• DESCRIPTION OF THE TASK: Search the records for "WhatsApp". Copy every line where it appears.

• EXERCISE MATERIAL:
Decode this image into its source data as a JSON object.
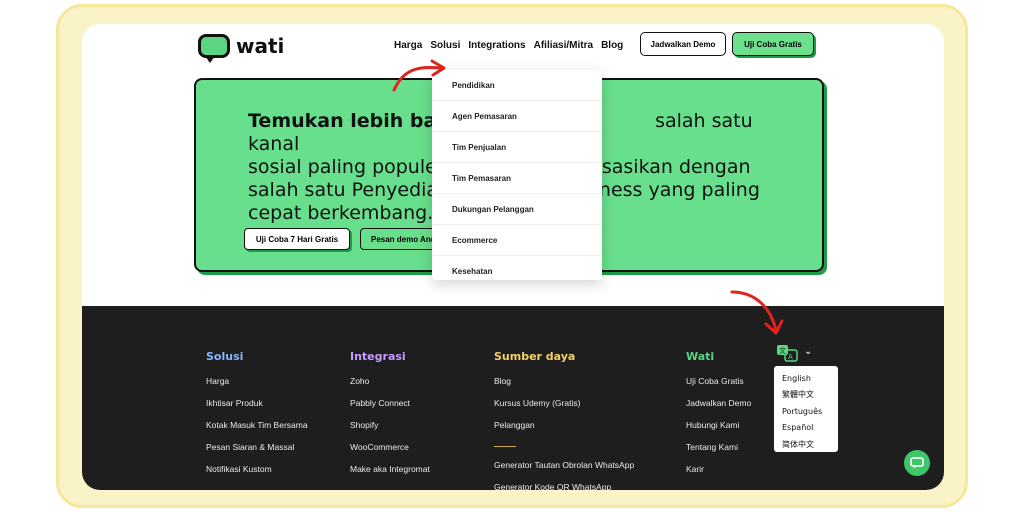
{
  "brand": {
    "name": "wati"
  },
  "nav": {
    "items": [
      "Harga",
      "Solusi",
      "Integrations",
      "Afiliasi/Mitra",
      "Blog"
    ],
    "demo_button": "Jadwalkan Demo",
    "trial_button": "Uji Coba Gratis"
  },
  "hero": {
    "text_bold": "Temukan lebih banya",
    "text_rest_line1": "salah satu kanal",
    "line2_left": "sosial paling populer s",
    "line2_right": "isasikan dengan",
    "line3_left": "salah satu Penyedia L",
    "line3_right": "Business yang paling",
    "line4": "cepat berkembang.",
    "button_trial": "Uji Coba 7 Hari Gratis",
    "button_demo": "Pesan demo Anda"
  },
  "dropdown": {
    "items": [
      "Pendidikan",
      "Agen Pemasaran",
      "Tim Penjualan",
      "Tim Pemasaran",
      "Dukungan Pelanggan",
      "Ecommerce",
      "Kesehatan"
    ]
  },
  "footer": {
    "columns": [
      {
        "title": "Solusi",
        "color": "#8ab4ff",
        "links": [
          "Harga",
          "Ikhtisar Produk",
          "Kotak Masuk Tim Bersama",
          "Pesan Siaran & Massal",
          "Notifikasi Kustom"
        ]
      },
      {
        "title": "Integrasi",
        "color": "#c79bff",
        "links": [
          "Zoho",
          "Pabbly Connect",
          "Shopify",
          "WooCommerce",
          "Make aka Integromat"
        ]
      },
      {
        "title": "Sumber daya",
        "color": "#f2d16b",
        "links": [
          "Blog",
          "Kursus Udemy (Gratis)",
          "Pelanggan"
        ],
        "links_after_divider": [
          "Generator Tautan Obrolan WhatsApp",
          "Generator Kode QR WhatsApp"
        ]
      },
      {
        "title": "Wati",
        "color": "#5bd582",
        "links": [
          "Uji Coba Gratis",
          "Jadwalkan Demo",
          "Hubungi Kami",
          "Tentang Kami",
          "Karir"
        ]
      }
    ],
    "languages": [
      "English",
      "繁體中文",
      "Português",
      "Español",
      "简体中文"
    ]
  },
  "colors": {
    "brand_green": "#68df8c",
    "footer_bg": "#1e1e1e",
    "frame": "#fbf3c8",
    "arrow": "#e0231c"
  }
}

• OUTPUT OF THE EXERCISE:
          "Generator Tautan Obrolan WhatsApp",
          "Generator Kode QR WhatsApp"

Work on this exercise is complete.